## Start DATA LISTING

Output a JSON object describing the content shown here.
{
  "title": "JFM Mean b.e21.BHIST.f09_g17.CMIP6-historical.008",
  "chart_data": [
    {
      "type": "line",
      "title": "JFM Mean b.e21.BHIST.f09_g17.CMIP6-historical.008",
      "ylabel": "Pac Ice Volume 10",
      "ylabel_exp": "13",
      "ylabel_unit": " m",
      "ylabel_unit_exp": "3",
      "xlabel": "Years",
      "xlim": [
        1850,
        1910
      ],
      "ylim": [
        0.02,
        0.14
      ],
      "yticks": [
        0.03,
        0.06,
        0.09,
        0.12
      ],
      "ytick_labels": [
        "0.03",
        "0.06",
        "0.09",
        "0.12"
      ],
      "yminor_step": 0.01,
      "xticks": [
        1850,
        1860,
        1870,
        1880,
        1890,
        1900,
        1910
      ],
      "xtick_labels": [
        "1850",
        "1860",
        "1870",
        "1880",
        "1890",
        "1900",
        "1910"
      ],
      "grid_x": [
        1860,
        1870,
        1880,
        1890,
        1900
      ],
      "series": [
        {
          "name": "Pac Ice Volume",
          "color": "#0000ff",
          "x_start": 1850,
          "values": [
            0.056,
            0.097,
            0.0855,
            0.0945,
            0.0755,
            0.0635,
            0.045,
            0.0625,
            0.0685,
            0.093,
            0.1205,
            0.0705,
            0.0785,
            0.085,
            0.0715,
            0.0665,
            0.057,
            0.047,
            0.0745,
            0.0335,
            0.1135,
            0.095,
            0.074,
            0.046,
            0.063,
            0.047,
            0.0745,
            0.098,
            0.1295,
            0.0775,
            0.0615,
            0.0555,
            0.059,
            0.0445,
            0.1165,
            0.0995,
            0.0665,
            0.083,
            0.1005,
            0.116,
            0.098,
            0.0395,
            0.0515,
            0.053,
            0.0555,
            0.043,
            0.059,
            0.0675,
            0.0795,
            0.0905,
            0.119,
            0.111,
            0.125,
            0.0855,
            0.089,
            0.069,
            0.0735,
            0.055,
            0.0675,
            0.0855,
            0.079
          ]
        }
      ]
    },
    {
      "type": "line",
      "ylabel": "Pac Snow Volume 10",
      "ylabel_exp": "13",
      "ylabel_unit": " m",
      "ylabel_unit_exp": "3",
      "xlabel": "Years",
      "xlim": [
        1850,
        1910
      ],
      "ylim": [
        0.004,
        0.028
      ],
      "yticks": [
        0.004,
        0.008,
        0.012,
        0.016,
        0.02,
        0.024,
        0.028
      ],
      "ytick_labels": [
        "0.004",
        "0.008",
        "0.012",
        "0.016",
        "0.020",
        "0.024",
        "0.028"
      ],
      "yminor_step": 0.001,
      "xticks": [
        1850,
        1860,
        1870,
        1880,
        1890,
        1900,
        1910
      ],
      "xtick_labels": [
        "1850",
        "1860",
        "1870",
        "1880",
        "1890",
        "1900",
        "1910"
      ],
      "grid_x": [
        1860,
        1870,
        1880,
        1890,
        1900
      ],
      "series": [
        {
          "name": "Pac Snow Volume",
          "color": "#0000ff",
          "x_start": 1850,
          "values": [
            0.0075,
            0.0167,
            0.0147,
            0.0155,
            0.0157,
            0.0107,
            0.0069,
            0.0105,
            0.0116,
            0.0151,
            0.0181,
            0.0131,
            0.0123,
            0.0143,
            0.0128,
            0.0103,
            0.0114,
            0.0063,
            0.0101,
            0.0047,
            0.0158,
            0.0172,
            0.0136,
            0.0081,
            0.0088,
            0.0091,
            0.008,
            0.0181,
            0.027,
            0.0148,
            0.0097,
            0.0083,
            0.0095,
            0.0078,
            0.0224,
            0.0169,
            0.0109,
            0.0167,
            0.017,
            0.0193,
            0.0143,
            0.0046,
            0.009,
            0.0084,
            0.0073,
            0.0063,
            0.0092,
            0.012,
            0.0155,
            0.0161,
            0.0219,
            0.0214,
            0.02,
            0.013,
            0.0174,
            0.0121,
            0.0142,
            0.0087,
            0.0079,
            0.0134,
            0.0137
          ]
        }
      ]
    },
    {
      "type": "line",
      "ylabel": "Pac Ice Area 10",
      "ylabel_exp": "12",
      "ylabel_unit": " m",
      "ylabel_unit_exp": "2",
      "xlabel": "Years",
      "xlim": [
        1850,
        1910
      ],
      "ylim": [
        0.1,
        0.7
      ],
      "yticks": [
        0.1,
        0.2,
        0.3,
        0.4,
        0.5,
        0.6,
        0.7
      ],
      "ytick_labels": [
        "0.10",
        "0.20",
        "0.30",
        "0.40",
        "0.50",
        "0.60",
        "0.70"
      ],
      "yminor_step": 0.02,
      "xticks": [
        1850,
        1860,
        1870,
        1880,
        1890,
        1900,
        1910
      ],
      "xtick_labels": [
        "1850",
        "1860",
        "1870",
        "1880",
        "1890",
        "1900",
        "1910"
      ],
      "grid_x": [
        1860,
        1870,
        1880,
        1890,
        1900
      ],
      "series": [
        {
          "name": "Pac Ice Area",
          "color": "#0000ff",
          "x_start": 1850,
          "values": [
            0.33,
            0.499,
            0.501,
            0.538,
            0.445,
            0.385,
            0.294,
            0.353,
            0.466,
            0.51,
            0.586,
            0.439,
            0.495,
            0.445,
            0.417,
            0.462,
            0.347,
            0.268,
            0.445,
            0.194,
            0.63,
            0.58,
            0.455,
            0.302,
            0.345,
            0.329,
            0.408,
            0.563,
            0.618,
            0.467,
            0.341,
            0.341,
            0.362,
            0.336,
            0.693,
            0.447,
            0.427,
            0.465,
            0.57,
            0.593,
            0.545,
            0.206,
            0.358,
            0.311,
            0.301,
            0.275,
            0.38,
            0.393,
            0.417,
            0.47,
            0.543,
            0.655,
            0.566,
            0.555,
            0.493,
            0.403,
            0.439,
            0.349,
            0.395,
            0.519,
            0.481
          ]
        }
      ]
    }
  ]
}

## End DATA LISTING
## Start DATA LISTING

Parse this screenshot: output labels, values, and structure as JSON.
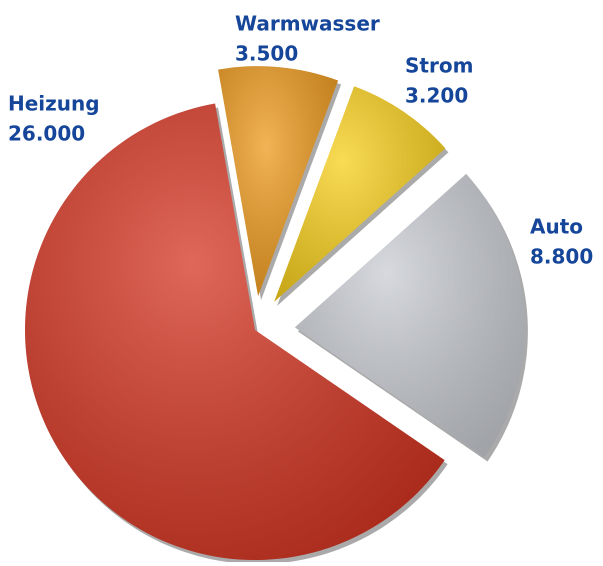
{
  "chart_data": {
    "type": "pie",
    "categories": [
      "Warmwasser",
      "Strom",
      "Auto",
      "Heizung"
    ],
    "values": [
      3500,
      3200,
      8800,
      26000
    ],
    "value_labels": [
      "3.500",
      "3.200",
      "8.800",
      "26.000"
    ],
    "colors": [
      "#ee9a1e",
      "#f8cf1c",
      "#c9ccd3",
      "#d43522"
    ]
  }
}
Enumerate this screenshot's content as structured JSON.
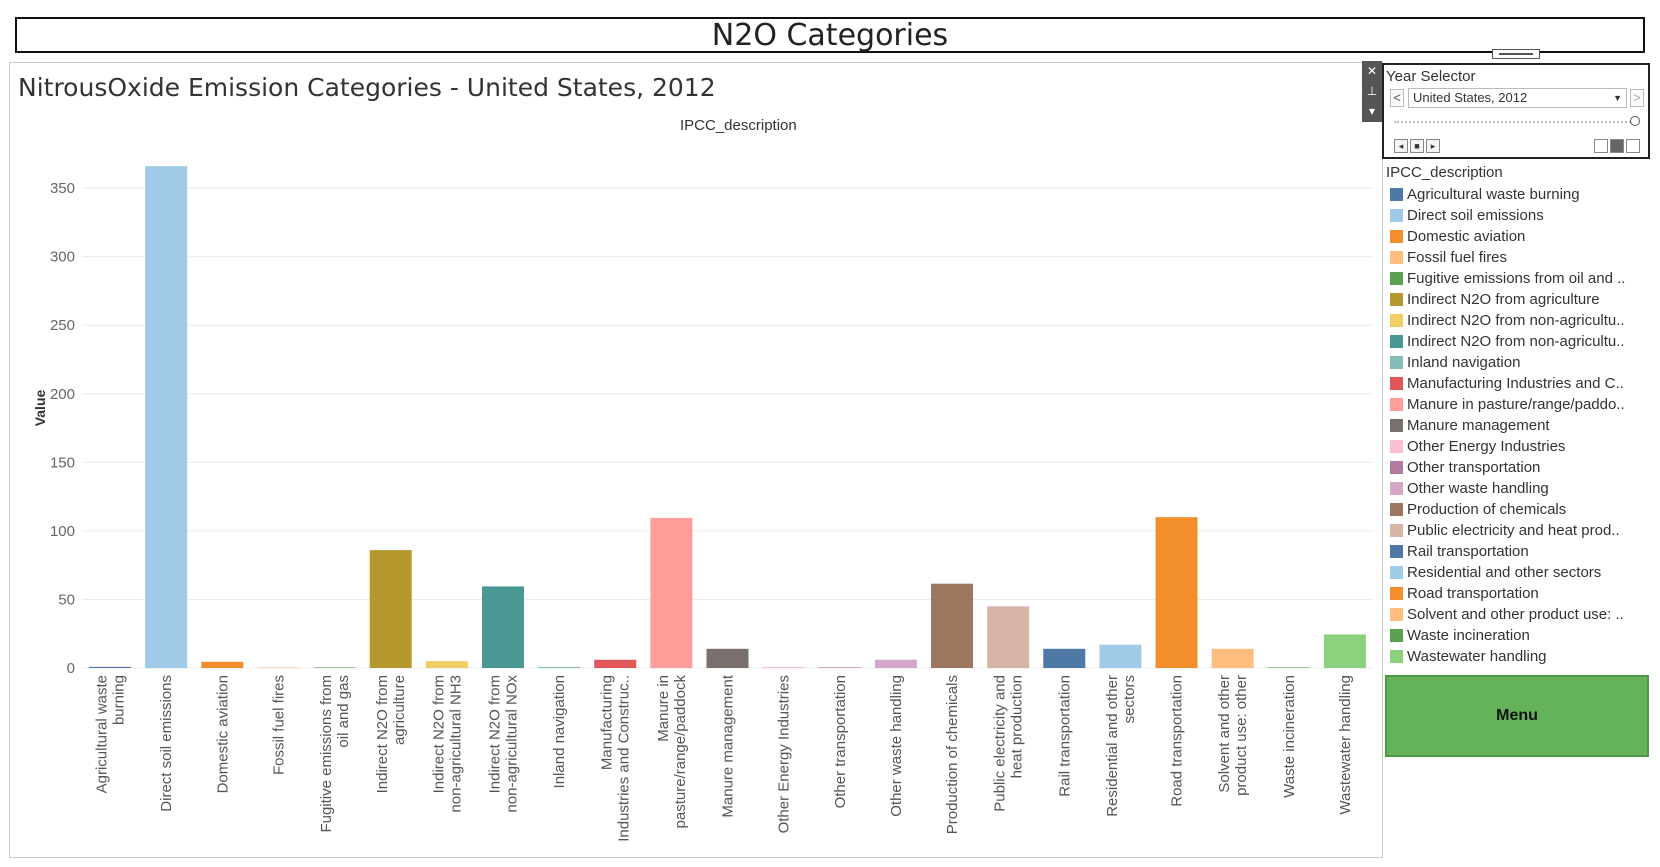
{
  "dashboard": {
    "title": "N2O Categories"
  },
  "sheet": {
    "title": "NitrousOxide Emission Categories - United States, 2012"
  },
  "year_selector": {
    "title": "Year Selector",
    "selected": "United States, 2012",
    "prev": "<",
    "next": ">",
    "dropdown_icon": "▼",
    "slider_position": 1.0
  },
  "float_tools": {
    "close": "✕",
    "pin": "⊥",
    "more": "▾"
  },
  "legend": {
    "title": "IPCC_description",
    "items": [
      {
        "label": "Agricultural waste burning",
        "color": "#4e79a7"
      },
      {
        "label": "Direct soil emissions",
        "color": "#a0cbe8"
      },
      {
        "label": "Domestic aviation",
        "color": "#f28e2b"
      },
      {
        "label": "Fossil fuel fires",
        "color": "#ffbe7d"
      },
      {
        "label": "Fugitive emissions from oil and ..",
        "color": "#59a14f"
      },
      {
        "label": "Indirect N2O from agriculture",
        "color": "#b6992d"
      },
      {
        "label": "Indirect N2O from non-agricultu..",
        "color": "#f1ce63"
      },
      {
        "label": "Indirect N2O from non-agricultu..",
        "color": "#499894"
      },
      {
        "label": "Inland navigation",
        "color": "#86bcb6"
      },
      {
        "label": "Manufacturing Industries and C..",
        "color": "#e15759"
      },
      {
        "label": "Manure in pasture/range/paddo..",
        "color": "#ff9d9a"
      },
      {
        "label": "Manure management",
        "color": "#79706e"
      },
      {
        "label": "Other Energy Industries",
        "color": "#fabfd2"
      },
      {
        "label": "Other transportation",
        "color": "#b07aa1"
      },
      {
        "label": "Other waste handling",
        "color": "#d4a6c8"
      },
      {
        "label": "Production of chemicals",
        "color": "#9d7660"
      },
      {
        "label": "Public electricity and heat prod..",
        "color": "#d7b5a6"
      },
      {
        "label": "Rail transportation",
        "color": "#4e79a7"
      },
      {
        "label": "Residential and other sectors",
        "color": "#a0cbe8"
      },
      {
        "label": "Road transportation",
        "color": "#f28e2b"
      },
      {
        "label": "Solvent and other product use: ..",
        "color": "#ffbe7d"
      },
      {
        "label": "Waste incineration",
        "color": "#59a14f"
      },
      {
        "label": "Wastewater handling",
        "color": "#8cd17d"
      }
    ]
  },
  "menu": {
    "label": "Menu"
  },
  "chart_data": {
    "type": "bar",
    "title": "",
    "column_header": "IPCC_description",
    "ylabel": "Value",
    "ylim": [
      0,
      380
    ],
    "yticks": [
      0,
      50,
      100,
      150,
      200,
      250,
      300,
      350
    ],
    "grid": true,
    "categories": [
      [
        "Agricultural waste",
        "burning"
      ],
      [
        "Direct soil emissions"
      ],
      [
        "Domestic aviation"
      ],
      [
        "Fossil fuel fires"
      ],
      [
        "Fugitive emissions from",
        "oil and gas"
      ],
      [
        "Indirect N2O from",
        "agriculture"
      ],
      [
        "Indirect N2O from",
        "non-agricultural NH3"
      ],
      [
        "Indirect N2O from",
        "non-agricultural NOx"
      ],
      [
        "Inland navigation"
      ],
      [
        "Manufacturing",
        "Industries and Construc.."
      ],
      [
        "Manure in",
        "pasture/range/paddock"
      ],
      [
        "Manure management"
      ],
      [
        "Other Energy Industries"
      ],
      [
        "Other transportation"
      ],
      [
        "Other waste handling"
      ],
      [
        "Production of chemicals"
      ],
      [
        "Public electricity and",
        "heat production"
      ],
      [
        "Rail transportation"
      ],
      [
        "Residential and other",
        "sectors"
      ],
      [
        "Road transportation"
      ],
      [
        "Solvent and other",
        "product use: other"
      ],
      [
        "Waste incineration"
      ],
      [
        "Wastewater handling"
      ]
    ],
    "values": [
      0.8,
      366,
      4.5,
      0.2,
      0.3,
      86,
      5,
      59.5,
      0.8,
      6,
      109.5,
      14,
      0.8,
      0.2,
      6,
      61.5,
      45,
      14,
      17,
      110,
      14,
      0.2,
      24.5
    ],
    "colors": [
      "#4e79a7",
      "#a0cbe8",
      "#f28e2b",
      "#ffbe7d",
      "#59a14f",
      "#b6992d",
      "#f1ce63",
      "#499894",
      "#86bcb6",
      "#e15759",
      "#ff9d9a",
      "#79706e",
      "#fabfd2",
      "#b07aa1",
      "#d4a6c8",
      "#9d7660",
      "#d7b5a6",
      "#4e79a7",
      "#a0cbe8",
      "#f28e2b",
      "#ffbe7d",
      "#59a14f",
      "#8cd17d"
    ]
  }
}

## End DATA LISTING

AIM: Count how many lines in the data above hold the string "agriculture", and give the number with no other words.

EXERCISE RESPONSE: 2